Records from a collection
○ ○ ○ ○ ○ ○ ○
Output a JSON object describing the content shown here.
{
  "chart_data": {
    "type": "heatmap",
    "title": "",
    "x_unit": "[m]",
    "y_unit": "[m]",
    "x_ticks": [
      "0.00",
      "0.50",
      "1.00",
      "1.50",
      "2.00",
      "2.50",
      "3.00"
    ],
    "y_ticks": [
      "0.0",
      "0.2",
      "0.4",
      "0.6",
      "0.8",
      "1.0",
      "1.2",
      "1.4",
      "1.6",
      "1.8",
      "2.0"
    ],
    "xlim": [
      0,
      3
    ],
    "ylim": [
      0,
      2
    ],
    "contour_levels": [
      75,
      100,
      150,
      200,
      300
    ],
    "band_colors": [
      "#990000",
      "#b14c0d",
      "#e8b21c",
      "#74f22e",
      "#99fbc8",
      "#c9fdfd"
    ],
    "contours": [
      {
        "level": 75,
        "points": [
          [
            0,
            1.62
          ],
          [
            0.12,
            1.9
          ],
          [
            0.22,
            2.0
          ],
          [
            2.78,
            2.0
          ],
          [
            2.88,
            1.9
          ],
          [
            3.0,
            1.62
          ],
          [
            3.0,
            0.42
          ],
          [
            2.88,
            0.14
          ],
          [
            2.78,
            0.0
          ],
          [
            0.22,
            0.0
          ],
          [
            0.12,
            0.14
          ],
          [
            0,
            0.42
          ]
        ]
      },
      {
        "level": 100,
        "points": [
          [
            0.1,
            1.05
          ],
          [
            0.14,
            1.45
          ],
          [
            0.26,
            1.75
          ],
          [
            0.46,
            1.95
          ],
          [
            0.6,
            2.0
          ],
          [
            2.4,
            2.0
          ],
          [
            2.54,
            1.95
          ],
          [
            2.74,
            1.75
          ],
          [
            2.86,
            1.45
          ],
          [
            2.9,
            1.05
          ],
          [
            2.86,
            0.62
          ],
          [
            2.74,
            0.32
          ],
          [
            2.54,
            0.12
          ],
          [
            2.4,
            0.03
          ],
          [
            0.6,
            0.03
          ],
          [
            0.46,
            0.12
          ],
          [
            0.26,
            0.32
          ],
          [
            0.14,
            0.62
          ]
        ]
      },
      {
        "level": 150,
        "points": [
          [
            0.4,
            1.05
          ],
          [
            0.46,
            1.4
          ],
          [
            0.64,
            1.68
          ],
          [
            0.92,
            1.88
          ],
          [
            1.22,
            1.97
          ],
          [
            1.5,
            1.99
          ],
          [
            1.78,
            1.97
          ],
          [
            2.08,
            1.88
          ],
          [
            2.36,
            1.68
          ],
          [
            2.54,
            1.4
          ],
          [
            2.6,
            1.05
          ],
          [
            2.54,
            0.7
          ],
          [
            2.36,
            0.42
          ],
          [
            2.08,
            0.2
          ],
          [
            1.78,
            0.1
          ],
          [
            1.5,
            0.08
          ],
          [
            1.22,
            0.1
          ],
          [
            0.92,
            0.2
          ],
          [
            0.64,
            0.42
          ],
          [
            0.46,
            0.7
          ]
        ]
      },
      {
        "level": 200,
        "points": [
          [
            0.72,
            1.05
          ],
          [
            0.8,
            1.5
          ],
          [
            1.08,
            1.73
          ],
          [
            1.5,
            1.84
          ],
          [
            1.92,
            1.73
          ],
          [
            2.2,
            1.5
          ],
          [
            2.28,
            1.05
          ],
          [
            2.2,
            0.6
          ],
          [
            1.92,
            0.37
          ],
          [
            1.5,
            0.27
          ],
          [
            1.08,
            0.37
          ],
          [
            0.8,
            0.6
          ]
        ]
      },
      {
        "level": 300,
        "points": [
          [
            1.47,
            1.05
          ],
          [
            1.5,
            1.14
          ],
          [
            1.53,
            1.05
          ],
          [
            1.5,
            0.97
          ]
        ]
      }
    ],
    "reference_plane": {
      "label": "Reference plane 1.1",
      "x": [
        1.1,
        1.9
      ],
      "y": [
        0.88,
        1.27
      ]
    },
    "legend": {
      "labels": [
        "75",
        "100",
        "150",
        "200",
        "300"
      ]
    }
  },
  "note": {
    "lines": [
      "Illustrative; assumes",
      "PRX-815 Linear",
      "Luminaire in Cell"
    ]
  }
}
○ ○ ○ ○ ○ ○ ○
Do this: Write out the full listing, keeping every line exactly as it is.

Output:
Output a JSON object describing the content shown here.
{
  "chart_data": {
    "type": "heatmap",
    "title": "",
    "x_unit": "[m]",
    "y_unit": "[m]",
    "x_ticks": [
      "0.00",
      "0.50",
      "1.00",
      "1.50",
      "2.00",
      "2.50",
      "3.00"
    ],
    "y_ticks": [
      "0.0",
      "0.2",
      "0.4",
      "0.6",
      "0.8",
      "1.0",
      "1.2",
      "1.4",
      "1.6",
      "1.8",
      "2.0"
    ],
    "xlim": [
      0,
      3
    ],
    "ylim": [
      0,
      2
    ],
    "contour_levels": [
      75,
      100,
      150,
      200,
      300
    ],
    "band_colors": [
      "#990000",
      "#b14c0d",
      "#e8b21c",
      "#74f22e",
      "#99fbc8",
      "#c9fdfd"
    ],
    "contours": [
      {
        "level": 75,
        "points": [
          [
            0,
            1.62
          ],
          [
            0.12,
            1.9
          ],
          [
            0.22,
            2.0
          ],
          [
            2.78,
            2.0
          ],
          [
            2.88,
            1.9
          ],
          [
            3.0,
            1.62
          ],
          [
            3.0,
            0.42
          ],
          [
            2.88,
            0.14
          ],
          [
            2.78,
            0.0
          ],
          [
            0.22,
            0.0
          ],
          [
            0.12,
            0.14
          ],
          [
            0,
            0.42
          ]
        ]
      },
      {
        "level": 100,
        "points": [
          [
            0.1,
            1.05
          ],
          [
            0.14,
            1.45
          ],
          [
            0.26,
            1.75
          ],
          [
            0.46,
            1.95
          ],
          [
            0.6,
            2.0
          ],
          [
            2.4,
            2.0
          ],
          [
            2.54,
            1.95
          ],
          [
            2.74,
            1.75
          ],
          [
            2.86,
            1.45
          ],
          [
            2.9,
            1.05
          ],
          [
            2.86,
            0.62
          ],
          [
            2.74,
            0.32
          ],
          [
            2.54,
            0.12
          ],
          [
            2.4,
            0.03
          ],
          [
            0.6,
            0.03
          ],
          [
            0.46,
            0.12
          ],
          [
            0.26,
            0.32
          ],
          [
            0.14,
            0.62
          ]
        ]
      },
      {
        "level": 150,
        "points": [
          [
            0.4,
            1.05
          ],
          [
            0.46,
            1.4
          ],
          [
            0.64,
            1.68
          ],
          [
            0.92,
            1.88
          ],
          [
            1.22,
            1.97
          ],
          [
            1.5,
            1.99
          ],
          [
            1.78,
            1.97
          ],
          [
            2.08,
            1.88
          ],
          [
            2.36,
            1.68
          ],
          [
            2.54,
            1.4
          ],
          [
            2.6,
            1.05
          ],
          [
            2.54,
            0.7
          ],
          [
            2.36,
            0.42
          ],
          [
            2.08,
            0.2
          ],
          [
            1.78,
            0.1
          ],
          [
            1.5,
            0.08
          ],
          [
            1.22,
            0.1
          ],
          [
            0.92,
            0.2
          ],
          [
            0.64,
            0.42
          ],
          [
            0.46,
            0.7
          ]
        ]
      },
      {
        "level": 200,
        "points": [
          [
            0.72,
            1.05
          ],
          [
            0.8,
            1.5
          ],
          [
            1.08,
            1.73
          ],
          [
            1.5,
            1.84
          ],
          [
            1.92,
            1.73
          ],
          [
            2.2,
            1.5
          ],
          [
            2.28,
            1.05
          ],
          [
            2.2,
            0.6
          ],
          [
            1.92,
            0.37
          ],
          [
            1.5,
            0.27
          ],
          [
            1.08,
            0.37
          ],
          [
            0.8,
            0.6
          ]
        ]
      },
      {
        "level": 300,
        "points": [
          [
            1.47,
            1.05
          ],
          [
            1.5,
            1.14
          ],
          [
            1.53,
            1.05
          ],
          [
            1.5,
            0.97
          ]
        ]
      }
    ],
    "reference_plane": {
      "label": "Reference plane 1.1",
      "x": [
        1.1,
        1.9
      ],
      "y": [
        0.88,
        1.27
      ]
    },
    "legend": {
      "labels": [
        "75",
        "100",
        "150",
        "200",
        "300"
      ]
    }
  },
  "note": {
    "lines": [
      "Illustrative; assumes",
      "PRX-815 Linear",
      "Luminaire in Cell"
    ]
  }
}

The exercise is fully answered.